**Extract to read**:
- - - -

Reviews

Installation view, Mark Booth, AN ISLET, AN INLET, AN ISTHMUS, AN IBEX at Devening Projects, 2017

The first word almost anyone learns to spell is their own name. (Though never is one’s name one’s first spoken word.) This at a time when letters are deliberate and discrete forms. I learn the spelling of my name before the formation of letters becomes second nature.

Is it true that cursive is no longer taught in elementary school?

 

The English alphabet, like nearly all alphabets, is phonetic, with each letter loosely mapped to a particular sound. A sequence of alphabetic characters—a word, a sentence—is a script and a score. Even reading silently is an aural act: you voice these words to yourself; you modulate its tone, bringing it down now to a soft whisper. But nerves rise around representations

A counter-history of the alphabet has it not as a contingent shorthand for verbal communication but as a graphic system whose magic is indeed in its formal properties. The spell works not in its being spoken but in its sequence of letters (hence its name). Often this fantasy takes on an Orientalist casting as in poet Ezra Pound’s and historian Ernest Fenollosa’s theory of the ideographic nature of Chinese characters. Following Fenollosa, Pound believed Chinese characters to be imagistic representations rather than sonic representations, such that the character for “tree” is fundamentally a picture of a tree. This theory is interesting not because of its accuracy(to be clear, it is patently false!) but because of its conflation of alphabet with image and its suggestion of a mode of reading based not in symbolic literacy but graphic interpretation.

- - - -

**Jobs**:
1. From the review, echo the passage that begins at the words "Installation view, Mark" and stops after the words "in elementary school?".
2. Name every person the review mentions by full name.

**Data block**:
- - - -

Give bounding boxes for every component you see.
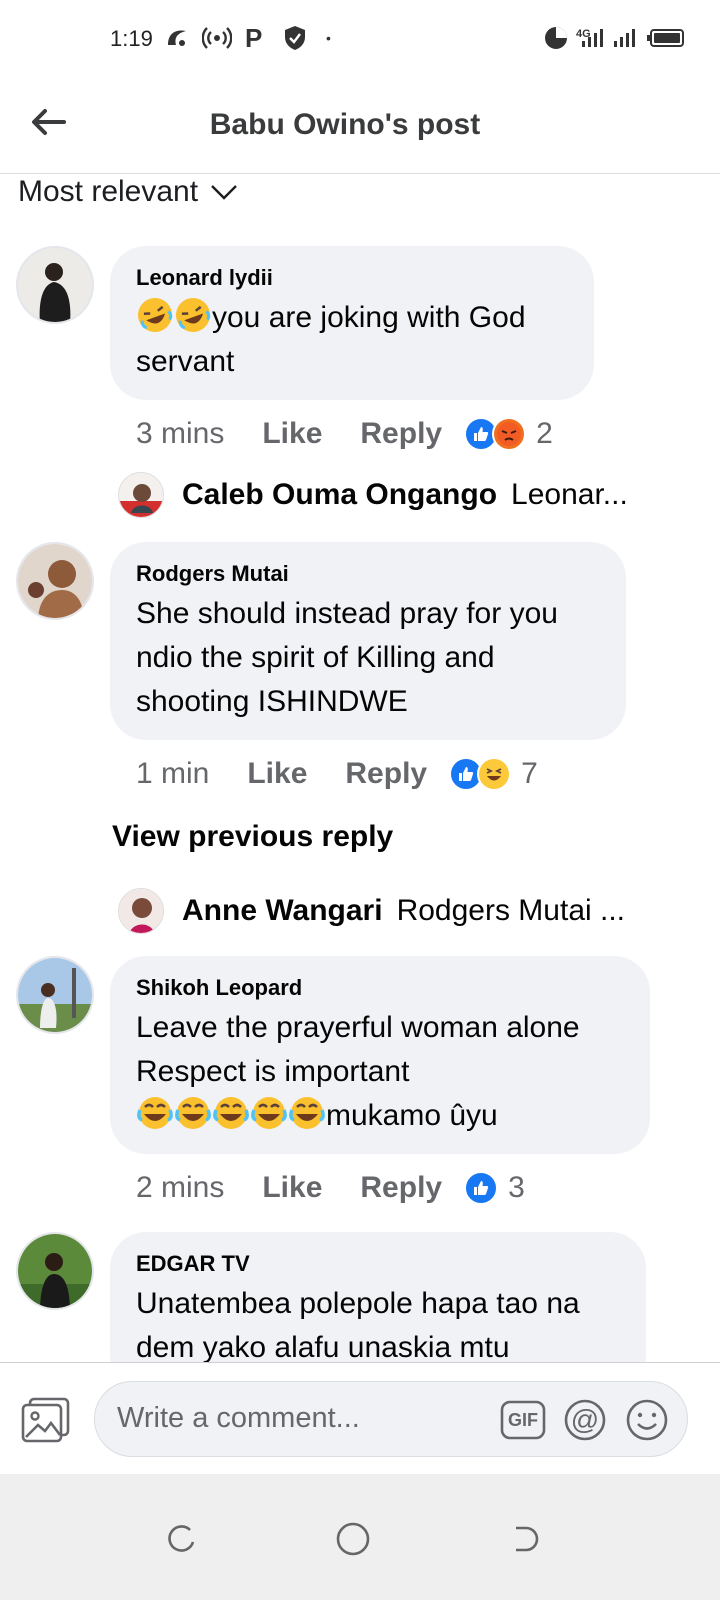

- - - -

**Expected results**:
1.
Installation view, Mark Booth, AN ISLET, AN INLET, AN ISTHMUS, AN IBEX at Devening Projects, 2017

The first word almost anyone learns to spell is their own name. (Though never is one’s name one’s first spoken word.) This at a time when letters are deliberate and discrete forms. I learn the spelling of my name before the formation of letters becomes second nature.

Is it true that cursive is no longer taught in elementary school?

2.
Mark Booth
Ezra Pound
Ernest Fenollosa